Dataset listings of figures
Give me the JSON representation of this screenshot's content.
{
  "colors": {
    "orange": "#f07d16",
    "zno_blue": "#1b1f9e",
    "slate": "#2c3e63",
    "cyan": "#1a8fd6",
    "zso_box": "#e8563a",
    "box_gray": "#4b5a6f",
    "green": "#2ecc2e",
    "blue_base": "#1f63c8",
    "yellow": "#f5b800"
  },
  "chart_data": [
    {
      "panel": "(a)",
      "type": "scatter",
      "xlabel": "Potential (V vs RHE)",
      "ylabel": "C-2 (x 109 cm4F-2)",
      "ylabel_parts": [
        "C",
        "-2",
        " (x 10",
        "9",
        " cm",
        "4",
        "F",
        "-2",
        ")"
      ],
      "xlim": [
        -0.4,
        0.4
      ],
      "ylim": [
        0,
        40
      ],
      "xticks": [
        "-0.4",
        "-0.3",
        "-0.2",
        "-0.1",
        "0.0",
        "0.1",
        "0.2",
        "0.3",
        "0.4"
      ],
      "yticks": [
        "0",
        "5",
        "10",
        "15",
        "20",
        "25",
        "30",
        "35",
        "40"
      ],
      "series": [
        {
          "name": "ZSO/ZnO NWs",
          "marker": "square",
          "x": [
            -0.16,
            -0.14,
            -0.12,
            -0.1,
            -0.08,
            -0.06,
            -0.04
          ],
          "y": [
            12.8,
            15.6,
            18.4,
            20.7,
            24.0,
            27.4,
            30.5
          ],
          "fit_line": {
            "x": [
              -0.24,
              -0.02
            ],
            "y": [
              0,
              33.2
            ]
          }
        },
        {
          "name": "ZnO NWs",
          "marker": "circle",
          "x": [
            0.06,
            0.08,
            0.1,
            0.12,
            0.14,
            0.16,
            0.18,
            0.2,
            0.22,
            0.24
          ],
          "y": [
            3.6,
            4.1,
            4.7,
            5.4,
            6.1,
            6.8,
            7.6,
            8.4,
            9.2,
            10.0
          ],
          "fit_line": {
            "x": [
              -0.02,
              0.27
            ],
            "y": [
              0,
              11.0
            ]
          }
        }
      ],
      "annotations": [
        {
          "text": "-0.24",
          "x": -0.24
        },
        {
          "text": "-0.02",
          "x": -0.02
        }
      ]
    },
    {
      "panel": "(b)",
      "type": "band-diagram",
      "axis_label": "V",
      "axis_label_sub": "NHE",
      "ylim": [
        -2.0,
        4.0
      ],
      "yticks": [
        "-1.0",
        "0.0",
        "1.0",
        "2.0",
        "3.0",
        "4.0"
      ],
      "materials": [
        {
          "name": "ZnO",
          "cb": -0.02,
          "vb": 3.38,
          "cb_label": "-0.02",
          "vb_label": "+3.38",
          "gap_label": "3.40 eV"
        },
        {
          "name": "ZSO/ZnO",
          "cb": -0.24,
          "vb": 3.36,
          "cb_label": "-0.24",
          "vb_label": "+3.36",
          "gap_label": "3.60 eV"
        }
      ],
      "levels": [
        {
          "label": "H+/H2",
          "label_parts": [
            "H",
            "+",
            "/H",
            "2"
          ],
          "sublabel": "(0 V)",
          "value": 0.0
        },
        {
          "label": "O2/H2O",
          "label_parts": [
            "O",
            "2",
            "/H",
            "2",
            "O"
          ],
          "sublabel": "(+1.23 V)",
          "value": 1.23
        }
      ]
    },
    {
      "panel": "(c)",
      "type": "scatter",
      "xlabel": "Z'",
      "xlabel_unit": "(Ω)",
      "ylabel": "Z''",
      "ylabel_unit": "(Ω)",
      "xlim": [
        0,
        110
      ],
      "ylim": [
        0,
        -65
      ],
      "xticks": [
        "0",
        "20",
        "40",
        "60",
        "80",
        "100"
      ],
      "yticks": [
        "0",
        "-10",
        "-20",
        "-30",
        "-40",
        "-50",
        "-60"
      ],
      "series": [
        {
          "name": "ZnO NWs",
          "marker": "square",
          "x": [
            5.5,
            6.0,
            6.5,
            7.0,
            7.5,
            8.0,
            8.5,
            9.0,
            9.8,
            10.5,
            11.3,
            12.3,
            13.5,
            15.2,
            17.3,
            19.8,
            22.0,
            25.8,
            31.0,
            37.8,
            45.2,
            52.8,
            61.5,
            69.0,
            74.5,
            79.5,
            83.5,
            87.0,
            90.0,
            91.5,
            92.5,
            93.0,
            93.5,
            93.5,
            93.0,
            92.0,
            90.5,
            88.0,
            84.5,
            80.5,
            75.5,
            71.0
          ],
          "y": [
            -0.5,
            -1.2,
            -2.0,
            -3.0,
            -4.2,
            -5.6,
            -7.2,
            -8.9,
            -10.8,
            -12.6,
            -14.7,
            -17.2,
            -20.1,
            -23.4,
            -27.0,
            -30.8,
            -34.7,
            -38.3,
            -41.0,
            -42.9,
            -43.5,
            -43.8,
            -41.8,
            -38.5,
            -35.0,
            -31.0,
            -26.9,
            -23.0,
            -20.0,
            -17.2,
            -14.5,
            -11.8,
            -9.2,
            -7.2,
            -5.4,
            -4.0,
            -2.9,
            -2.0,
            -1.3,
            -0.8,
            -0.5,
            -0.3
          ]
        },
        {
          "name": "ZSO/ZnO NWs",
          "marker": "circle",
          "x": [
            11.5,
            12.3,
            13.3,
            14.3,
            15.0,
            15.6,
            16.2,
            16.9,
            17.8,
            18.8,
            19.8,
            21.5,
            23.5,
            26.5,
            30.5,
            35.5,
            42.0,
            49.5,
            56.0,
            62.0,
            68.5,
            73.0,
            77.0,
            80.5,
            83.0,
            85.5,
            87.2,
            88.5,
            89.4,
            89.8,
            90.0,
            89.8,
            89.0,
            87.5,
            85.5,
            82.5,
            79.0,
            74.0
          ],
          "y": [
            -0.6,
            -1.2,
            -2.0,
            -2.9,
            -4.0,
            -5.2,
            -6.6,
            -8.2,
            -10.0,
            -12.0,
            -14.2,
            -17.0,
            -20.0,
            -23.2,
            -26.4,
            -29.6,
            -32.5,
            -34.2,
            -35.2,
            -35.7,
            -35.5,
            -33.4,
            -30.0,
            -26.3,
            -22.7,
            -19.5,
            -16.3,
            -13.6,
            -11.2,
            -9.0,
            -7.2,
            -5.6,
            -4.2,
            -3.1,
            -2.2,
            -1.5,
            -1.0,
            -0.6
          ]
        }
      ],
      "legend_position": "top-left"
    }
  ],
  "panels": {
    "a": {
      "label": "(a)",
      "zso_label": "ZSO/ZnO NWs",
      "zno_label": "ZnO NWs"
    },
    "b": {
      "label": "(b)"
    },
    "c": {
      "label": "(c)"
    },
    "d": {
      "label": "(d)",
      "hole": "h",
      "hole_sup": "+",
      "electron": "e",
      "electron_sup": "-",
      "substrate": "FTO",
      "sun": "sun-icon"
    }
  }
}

* _Task requirements_: Reproduce the listing in full. Keep it exactly as written.

* _Output below_:
Give me the JSON representation of this screenshot's content.
{
  "colors": {
    "orange": "#f07d16",
    "zno_blue": "#1b1f9e",
    "slate": "#2c3e63",
    "cyan": "#1a8fd6",
    "zso_box": "#e8563a",
    "box_gray": "#4b5a6f",
    "green": "#2ecc2e",
    "blue_base": "#1f63c8",
    "yellow": "#f5b800"
  },
  "chart_data": [
    {
      "panel": "(a)",
      "type": "scatter",
      "xlabel": "Potential (V vs RHE)",
      "ylabel": "C-2 (x 109 cm4F-2)",
      "ylabel_parts": [
        "C",
        "-2",
        " (x 10",
        "9",
        " cm",
        "4",
        "F",
        "-2",
        ")"
      ],
      "xlim": [
        -0.4,
        0.4
      ],
      "ylim": [
        0,
        40
      ],
      "xticks": [
        "-0.4",
        "-0.3",
        "-0.2",
        "-0.1",
        "0.0",
        "0.1",
        "0.2",
        "0.3",
        "0.4"
      ],
      "yticks": [
        "0",
        "5",
        "10",
        "15",
        "20",
        "25",
        "30",
        "35",
        "40"
      ],
      "series": [
        {
          "name": "ZSO/ZnO NWs",
          "marker": "square",
          "x": [
            -0.16,
            -0.14,
            -0.12,
            -0.1,
            -0.08,
            -0.06,
            -0.04
          ],
          "y": [
            12.8,
            15.6,
            18.4,
            20.7,
            24.0,
            27.4,
            30.5
          ],
          "fit_line": {
            "x": [
              -0.24,
              -0.02
            ],
            "y": [
              0,
              33.2
            ]
          }
        },
        {
          "name": "ZnO NWs",
          "marker": "circle",
          "x": [
            0.06,
            0.08,
            0.1,
            0.12,
            0.14,
            0.16,
            0.18,
            0.2,
            0.22,
            0.24
          ],
          "y": [
            3.6,
            4.1,
            4.7,
            5.4,
            6.1,
            6.8,
            7.6,
            8.4,
            9.2,
            10.0
          ],
          "fit_line": {
            "x": [
              -0.02,
              0.27
            ],
            "y": [
              0,
              11.0
            ]
          }
        }
      ],
      "annotations": [
        {
          "text": "-0.24",
          "x": -0.24
        },
        {
          "text": "-0.02",
          "x": -0.02
        }
      ]
    },
    {
      "panel": "(b)",
      "type": "band-diagram",
      "axis_label": "V",
      "axis_label_sub": "NHE",
      "ylim": [
        -2.0,
        4.0
      ],
      "yticks": [
        "-1.0",
        "0.0",
        "1.0",
        "2.0",
        "3.0",
        "4.0"
      ],
      "materials": [
        {
          "name": "ZnO",
          "cb": -0.02,
          "vb": 3.38,
          "cb_label": "-0.02",
          "vb_label": "+3.38",
          "gap_label": "3.40 eV"
        },
        {
          "name": "ZSO/ZnO",
          "cb": -0.24,
          "vb": 3.36,
          "cb_label": "-0.24",
          "vb_label": "+3.36",
          "gap_label": "3.60 eV"
        }
      ],
      "levels": [
        {
          "label": "H+/H2",
          "label_parts": [
            "H",
            "+",
            "/H",
            "2"
          ],
          "sublabel": "(0 V)",
          "value": 0.0
        },
        {
          "label": "O2/H2O",
          "label_parts": [
            "O",
            "2",
            "/H",
            "2",
            "O"
          ],
          "sublabel": "(+1.23 V)",
          "value": 1.23
        }
      ]
    },
    {
      "panel": "(c)",
      "type": "scatter",
      "xlabel": "Z'",
      "xlabel_unit": "(Ω)",
      "ylabel": "Z''",
      "ylabel_unit": "(Ω)",
      "xlim": [
        0,
        110
      ],
      "ylim": [
        0,
        -65
      ],
      "xticks": [
        "0",
        "20",
        "40",
        "60",
        "80",
        "100"
      ],
      "yticks": [
        "0",
        "-10",
        "-20",
        "-30",
        "-40",
        "-50",
        "-60"
      ],
      "series": [
        {
          "name": "ZnO NWs",
          "marker": "square",
          "x": [
            5.5,
            6.0,
            6.5,
            7.0,
            7.5,
            8.0,
            8.5,
            9.0,
            9.8,
            10.5,
            11.3,
            12.3,
            13.5,
            15.2,
            17.3,
            19.8,
            22.0,
            25.8,
            31.0,
            37.8,
            45.2,
            52.8,
            61.5,
            69.0,
            74.5,
            79.5,
            83.5,
            87.0,
            90.0,
            91.5,
            92.5,
            93.0,
            93.5,
            93.5,
            93.0,
            92.0,
            90.5,
            88.0,
            84.5,
            80.5,
            75.5,
            71.0
          ],
          "y": [
            -0.5,
            -1.2,
            -2.0,
            -3.0,
            -4.2,
            -5.6,
            -7.2,
            -8.9,
            -10.8,
            -12.6,
            -14.7,
            -17.2,
            -20.1,
            -23.4,
            -27.0,
            -30.8,
            -34.7,
            -38.3,
            -41.0,
            -42.9,
            -43.5,
            -43.8,
            -41.8,
            -38.5,
            -35.0,
            -31.0,
            -26.9,
            -23.0,
            -20.0,
            -17.2,
            -14.5,
            -11.8,
            -9.2,
            -7.2,
            -5.4,
            -4.0,
            -2.9,
            -2.0,
            -1.3,
            -0.8,
            -0.5,
            -0.3
          ]
        },
        {
          "name": "ZSO/ZnO NWs",
          "marker": "circle",
          "x": [
            11.5,
            12.3,
            13.3,
            14.3,
            15.0,
            15.6,
            16.2,
            16.9,
            17.8,
            18.8,
            19.8,
            21.5,
            23.5,
            26.5,
            30.5,
            35.5,
            42.0,
            49.5,
            56.0,
            62.0,
            68.5,
            73.0,
            77.0,
            80.5,
            83.0,
            85.5,
            87.2,
            88.5,
            89.4,
            89.8,
            90.0,
            89.8,
            89.0,
            87.5,
            85.5,
            82.5,
            79.0,
            74.0
          ],
          "y": [
            -0.6,
            -1.2,
            -2.0,
            -2.9,
            -4.0,
            -5.2,
            -6.6,
            -8.2,
            -10.0,
            -12.0,
            -14.2,
            -17.0,
            -20.0,
            -23.2,
            -26.4,
            -29.6,
            -32.5,
            -34.2,
            -35.2,
            -35.7,
            -35.5,
            -33.4,
            -30.0,
            -26.3,
            -22.7,
            -19.5,
            -16.3,
            -13.6,
            -11.2,
            -9.0,
            -7.2,
            -5.6,
            -4.2,
            -3.1,
            -2.2,
            -1.5,
            -1.0,
            -0.6
          ]
        }
      ],
      "legend_position": "top-left"
    }
  ],
  "panels": {
    "a": {
      "label": "(a)",
      "zso_label": "ZSO/ZnO NWs",
      "zno_label": "ZnO NWs"
    },
    "b": {
      "label": "(b)"
    },
    "c": {
      "label": "(c)"
    },
    "d": {
      "label": "(d)",
      "hole": "h",
      "hole_sup": "+",
      "electron": "e",
      "electron_sup": "-",
      "substrate": "FTO",
      "sun": "sun-icon"
    }
  }
}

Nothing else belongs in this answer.